Goal of the exercise:
Read the material below and count the lines holding the string "value". Give that count with nothing added.

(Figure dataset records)
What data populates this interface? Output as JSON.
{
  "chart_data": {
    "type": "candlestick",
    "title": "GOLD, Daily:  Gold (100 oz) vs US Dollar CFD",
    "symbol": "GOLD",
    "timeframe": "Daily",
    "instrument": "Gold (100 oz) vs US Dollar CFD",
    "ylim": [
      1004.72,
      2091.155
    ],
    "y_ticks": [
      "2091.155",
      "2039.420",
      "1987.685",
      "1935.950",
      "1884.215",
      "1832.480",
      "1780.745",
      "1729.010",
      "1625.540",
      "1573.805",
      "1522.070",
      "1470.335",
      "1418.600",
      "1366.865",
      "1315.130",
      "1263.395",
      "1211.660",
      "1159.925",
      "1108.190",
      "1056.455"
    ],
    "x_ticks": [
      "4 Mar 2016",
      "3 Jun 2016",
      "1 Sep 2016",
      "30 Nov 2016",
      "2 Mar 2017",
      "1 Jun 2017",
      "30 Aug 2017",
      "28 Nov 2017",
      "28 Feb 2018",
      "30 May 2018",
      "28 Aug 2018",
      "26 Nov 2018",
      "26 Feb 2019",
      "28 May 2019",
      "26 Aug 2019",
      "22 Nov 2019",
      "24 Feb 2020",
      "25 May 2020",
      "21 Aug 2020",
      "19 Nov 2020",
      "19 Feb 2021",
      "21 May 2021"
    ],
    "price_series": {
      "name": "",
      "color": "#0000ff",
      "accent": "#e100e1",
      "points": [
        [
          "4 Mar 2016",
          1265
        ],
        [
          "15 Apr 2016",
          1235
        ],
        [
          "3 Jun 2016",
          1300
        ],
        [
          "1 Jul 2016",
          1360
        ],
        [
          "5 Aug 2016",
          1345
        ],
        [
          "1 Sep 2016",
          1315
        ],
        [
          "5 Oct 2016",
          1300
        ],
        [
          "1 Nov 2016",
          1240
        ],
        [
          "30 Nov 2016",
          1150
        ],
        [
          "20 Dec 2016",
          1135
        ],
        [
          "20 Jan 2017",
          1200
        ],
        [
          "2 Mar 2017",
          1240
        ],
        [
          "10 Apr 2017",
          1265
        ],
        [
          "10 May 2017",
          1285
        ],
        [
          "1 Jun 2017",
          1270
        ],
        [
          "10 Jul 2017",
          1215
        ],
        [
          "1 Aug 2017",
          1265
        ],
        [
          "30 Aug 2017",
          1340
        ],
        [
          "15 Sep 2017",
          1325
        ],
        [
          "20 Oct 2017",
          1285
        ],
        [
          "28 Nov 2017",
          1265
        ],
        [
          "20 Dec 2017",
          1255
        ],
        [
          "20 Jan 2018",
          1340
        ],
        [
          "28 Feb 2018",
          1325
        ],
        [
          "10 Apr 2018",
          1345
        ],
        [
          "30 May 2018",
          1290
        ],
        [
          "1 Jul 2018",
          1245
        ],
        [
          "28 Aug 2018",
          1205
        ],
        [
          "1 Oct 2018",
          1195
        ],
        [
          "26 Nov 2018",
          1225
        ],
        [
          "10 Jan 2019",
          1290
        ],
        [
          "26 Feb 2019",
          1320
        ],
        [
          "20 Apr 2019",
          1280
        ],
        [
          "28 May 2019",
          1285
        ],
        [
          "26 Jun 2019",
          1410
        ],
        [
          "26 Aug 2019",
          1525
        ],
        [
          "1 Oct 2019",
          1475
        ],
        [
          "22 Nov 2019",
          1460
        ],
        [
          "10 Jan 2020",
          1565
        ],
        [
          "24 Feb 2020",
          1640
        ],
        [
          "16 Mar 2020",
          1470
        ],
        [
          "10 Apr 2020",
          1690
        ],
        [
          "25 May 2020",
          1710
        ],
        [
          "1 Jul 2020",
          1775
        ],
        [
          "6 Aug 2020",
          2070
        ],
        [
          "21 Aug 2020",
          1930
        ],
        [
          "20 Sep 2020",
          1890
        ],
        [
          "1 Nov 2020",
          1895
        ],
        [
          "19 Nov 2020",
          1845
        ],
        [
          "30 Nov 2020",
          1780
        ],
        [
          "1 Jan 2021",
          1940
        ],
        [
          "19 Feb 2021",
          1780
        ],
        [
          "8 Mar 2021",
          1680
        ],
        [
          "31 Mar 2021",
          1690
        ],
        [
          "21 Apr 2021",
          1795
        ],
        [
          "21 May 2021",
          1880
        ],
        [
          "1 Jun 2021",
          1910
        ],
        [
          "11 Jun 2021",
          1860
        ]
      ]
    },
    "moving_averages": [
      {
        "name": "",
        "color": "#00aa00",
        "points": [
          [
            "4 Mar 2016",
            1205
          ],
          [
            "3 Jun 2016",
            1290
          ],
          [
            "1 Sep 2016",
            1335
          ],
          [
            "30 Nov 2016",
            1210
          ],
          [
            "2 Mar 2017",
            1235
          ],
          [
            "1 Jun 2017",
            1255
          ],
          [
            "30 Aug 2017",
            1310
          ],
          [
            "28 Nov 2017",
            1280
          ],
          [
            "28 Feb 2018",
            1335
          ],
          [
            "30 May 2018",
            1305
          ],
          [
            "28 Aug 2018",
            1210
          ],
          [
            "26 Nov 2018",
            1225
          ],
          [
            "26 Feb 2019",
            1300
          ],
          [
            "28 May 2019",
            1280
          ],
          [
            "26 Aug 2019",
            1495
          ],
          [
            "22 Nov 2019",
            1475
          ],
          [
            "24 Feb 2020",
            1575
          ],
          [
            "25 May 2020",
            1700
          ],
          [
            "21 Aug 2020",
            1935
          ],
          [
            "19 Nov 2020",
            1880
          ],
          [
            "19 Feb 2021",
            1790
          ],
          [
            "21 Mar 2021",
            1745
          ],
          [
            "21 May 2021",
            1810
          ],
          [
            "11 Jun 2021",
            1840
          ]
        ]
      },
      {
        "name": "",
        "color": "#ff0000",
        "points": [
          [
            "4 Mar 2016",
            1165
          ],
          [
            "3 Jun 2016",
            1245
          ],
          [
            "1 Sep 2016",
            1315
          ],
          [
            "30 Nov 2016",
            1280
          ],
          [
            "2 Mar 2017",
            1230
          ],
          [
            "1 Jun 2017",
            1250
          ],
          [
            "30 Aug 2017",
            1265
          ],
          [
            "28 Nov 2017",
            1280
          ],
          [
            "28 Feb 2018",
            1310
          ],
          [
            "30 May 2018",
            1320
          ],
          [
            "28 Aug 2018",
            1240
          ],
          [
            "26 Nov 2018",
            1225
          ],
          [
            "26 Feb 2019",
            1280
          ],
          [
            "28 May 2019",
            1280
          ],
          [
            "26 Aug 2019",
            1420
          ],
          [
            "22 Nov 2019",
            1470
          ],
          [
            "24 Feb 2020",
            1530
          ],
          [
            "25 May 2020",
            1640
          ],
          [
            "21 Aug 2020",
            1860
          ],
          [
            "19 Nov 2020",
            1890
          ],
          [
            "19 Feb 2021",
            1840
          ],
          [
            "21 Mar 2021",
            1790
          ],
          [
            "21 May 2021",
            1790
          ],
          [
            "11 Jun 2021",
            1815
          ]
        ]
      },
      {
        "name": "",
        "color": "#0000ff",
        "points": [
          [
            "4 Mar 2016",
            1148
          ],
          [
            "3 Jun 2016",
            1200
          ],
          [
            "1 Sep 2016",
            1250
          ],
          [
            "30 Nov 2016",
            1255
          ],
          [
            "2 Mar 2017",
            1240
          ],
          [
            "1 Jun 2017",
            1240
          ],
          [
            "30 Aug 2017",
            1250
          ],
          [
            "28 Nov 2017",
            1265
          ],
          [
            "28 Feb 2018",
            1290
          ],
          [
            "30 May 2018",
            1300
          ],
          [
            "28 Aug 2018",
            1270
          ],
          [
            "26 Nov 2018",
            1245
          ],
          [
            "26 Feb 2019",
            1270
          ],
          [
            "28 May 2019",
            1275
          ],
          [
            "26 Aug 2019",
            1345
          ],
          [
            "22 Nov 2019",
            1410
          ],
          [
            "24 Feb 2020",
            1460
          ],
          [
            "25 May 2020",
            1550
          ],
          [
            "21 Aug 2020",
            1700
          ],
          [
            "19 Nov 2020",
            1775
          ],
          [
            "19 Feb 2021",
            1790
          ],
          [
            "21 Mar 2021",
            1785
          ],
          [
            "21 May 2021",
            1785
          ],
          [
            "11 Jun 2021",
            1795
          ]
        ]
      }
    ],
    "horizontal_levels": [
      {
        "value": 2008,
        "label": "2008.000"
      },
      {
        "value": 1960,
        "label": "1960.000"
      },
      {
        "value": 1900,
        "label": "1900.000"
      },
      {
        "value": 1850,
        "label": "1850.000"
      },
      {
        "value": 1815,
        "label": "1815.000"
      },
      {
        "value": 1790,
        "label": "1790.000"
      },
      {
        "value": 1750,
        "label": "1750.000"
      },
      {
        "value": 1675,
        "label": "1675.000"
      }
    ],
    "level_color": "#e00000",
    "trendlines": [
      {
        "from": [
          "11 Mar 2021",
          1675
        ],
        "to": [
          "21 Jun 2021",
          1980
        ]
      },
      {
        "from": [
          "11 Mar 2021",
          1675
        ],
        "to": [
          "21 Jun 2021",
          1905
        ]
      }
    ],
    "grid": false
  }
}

Solution below:
8